_Instructions for the task_: Copy the line containing "What's the underlying", then all lines after it up to and including the final line of the material, exactly and without additions.

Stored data
____________

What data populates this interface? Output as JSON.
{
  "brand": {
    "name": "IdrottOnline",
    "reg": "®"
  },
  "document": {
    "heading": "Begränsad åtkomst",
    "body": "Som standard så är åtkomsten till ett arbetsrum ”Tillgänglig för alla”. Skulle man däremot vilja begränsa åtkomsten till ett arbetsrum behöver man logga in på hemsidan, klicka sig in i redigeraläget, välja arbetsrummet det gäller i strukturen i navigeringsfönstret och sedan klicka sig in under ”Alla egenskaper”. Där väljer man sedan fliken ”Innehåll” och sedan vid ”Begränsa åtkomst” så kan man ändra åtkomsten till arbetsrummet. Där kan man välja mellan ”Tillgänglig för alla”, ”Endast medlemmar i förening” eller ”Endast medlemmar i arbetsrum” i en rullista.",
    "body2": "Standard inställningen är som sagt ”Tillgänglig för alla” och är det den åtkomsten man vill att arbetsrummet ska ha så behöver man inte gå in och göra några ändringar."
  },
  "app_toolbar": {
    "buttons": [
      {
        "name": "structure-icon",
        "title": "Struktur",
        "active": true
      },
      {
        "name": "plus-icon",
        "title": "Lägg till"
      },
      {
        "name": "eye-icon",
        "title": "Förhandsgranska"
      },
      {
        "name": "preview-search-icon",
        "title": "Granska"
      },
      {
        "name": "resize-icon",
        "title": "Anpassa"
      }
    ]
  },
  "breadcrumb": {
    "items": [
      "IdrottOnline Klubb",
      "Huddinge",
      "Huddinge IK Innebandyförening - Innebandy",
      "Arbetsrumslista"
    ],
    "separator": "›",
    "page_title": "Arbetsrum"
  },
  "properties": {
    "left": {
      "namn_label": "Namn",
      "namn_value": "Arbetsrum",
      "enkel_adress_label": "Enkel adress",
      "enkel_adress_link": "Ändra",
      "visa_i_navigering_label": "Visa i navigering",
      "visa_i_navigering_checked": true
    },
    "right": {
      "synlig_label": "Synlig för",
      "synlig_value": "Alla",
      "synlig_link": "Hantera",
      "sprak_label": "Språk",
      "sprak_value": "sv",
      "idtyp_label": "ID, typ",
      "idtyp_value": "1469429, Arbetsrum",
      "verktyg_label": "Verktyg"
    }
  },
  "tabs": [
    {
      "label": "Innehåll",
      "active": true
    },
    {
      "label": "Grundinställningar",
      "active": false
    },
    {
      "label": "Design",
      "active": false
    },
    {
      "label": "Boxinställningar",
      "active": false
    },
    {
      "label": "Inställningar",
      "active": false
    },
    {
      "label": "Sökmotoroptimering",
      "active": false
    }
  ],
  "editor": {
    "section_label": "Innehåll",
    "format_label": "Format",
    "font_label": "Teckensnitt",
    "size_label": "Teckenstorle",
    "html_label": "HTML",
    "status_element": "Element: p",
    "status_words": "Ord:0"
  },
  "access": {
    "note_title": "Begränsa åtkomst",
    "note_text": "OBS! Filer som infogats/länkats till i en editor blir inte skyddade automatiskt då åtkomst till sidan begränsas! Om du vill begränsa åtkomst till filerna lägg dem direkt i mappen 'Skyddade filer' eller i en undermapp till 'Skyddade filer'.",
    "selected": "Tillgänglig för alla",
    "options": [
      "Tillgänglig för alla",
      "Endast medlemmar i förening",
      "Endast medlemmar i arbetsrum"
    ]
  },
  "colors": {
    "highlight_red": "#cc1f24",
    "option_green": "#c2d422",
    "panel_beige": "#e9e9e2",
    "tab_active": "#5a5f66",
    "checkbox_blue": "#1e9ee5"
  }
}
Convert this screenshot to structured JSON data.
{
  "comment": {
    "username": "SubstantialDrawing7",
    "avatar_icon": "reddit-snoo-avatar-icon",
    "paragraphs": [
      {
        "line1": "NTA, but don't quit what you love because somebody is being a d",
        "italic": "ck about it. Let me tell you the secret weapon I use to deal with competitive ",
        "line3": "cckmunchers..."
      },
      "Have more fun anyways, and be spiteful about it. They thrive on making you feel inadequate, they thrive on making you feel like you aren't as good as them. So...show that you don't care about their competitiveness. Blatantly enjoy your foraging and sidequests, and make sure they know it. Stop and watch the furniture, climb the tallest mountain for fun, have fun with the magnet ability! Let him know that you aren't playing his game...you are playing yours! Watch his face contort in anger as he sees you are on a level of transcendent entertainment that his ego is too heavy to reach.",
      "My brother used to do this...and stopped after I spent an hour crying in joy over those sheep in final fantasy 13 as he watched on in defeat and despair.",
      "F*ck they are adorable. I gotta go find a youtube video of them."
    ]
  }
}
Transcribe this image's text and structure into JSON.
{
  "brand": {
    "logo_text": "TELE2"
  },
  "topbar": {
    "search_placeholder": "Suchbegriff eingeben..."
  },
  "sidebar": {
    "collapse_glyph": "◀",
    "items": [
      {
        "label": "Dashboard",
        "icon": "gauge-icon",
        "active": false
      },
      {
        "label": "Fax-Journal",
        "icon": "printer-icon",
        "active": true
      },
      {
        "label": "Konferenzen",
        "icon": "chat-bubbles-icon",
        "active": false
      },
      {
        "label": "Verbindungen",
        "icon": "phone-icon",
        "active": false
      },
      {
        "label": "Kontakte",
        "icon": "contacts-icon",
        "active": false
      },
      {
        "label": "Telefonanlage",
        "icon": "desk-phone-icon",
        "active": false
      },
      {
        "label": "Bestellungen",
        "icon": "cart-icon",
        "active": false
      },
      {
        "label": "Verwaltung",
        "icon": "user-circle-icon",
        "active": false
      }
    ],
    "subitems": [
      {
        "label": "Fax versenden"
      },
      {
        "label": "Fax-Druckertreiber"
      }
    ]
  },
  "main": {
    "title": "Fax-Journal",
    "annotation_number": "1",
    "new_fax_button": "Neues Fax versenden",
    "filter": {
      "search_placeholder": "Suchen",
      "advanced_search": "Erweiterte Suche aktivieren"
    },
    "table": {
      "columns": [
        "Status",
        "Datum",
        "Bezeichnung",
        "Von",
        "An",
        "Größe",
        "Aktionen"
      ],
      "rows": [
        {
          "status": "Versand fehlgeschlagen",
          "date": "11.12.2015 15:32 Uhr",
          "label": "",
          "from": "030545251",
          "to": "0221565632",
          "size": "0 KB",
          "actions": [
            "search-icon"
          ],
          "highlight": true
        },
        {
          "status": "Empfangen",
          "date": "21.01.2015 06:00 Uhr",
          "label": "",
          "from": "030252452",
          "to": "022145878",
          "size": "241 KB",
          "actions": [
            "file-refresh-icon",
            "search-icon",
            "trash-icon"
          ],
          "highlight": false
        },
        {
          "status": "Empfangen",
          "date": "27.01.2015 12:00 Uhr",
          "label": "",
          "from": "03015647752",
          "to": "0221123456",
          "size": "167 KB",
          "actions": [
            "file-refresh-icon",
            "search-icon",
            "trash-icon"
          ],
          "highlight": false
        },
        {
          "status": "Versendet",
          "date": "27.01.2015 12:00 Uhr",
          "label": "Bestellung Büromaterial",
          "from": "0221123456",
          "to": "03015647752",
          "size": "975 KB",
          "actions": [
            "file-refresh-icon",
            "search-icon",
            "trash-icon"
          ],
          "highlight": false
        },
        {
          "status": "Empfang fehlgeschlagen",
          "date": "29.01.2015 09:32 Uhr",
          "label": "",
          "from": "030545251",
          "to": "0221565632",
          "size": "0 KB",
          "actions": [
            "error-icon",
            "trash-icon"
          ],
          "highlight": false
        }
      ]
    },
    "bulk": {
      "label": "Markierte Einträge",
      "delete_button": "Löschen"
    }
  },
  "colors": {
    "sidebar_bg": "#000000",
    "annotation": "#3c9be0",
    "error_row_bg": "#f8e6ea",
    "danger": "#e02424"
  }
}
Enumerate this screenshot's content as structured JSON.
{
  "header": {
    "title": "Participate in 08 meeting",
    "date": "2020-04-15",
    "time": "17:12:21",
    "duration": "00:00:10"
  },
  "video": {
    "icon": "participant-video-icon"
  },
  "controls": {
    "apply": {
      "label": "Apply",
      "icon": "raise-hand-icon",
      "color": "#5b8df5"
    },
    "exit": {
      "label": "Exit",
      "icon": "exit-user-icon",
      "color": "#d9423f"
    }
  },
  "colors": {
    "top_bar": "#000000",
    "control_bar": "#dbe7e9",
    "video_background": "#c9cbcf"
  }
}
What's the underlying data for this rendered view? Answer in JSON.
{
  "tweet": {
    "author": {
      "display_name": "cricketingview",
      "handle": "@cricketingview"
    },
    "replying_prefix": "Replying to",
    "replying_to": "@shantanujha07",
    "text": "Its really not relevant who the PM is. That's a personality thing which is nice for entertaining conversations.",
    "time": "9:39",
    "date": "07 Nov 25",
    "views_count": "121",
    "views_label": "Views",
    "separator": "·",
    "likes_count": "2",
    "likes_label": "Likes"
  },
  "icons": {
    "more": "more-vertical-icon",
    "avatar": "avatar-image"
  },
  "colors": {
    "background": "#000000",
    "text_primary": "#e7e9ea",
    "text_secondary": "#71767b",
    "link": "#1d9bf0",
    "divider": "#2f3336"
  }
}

____________

_The result_:
What's the underlying data for this rendered view? Answer in JSON.
{
  "tweet": {
    "author": {
      "display_name": "cricketingview",
      "handle": "@cricketingview"
    },
    "replying_prefix": "Replying to",
    "replying_to": "@shantanujha07",
    "text": "Its really not relevant who the PM is. That's a personality thing which is nice for entertaining conversations.",
    "time": "9:39",
    "date": "07 Nov 25",
    "views_count": "121",
    "views_label": "Views",
    "separator": "·",
    "likes_count": "2",
    "likes_label": "Likes"
  },
  "icons": {
    "more": "more-vertical-icon",
    "avatar": "avatar-image"
  },
  "colors": {
    "background": "#000000",
    "text_primary": "#e7e9ea",
    "text_secondary": "#71767b",
    "link": "#1d9bf0",
    "divider": "#2f3336"
  }
}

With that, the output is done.